**DIRECTION**
Return exactly the lines that run from the one containing "What text is on this page?" to the end of the entries, with both ends included.

**RECORDS SHOWN**
* * *

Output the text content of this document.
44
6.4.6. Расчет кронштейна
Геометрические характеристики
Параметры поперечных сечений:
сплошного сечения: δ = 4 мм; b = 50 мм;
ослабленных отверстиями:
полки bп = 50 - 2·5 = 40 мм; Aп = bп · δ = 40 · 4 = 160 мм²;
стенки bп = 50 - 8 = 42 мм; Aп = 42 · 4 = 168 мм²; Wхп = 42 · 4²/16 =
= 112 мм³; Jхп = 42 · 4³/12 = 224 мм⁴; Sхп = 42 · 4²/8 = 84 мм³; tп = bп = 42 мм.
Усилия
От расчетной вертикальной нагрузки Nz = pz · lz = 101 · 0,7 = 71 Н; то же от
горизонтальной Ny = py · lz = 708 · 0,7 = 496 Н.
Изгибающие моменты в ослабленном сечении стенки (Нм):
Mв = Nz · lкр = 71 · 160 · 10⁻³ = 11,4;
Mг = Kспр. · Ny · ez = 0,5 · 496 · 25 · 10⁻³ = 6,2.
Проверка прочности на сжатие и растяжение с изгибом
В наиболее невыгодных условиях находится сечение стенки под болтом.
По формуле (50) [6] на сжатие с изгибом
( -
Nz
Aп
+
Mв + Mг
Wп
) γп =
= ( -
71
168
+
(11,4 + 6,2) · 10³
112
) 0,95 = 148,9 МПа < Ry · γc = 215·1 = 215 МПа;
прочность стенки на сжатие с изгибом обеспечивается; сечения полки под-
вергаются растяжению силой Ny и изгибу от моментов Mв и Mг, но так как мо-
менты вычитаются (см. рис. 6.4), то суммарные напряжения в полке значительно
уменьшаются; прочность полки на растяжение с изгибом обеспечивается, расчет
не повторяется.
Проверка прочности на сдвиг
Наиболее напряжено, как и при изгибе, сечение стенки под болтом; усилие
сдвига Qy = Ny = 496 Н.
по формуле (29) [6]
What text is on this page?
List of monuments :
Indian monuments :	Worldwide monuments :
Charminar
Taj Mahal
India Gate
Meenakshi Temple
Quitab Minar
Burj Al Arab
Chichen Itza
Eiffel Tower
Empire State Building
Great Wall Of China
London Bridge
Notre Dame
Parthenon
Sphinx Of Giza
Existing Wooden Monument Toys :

* * *

**FULL RESPONSE**
What text is on this page?
List of monuments :
Indian monuments :	Worldwide monuments :
Charminar
Taj Mahal
India Gate
Meenakshi Temple
Quitab Minar
Burj Al Arab
Chichen Itza
Eiffel Tower
Empire State Building
Great Wall Of China
London Bridge
Notre Dame
Parthenon
Sphinx Of Giza
Existing Wooden Monument Toys :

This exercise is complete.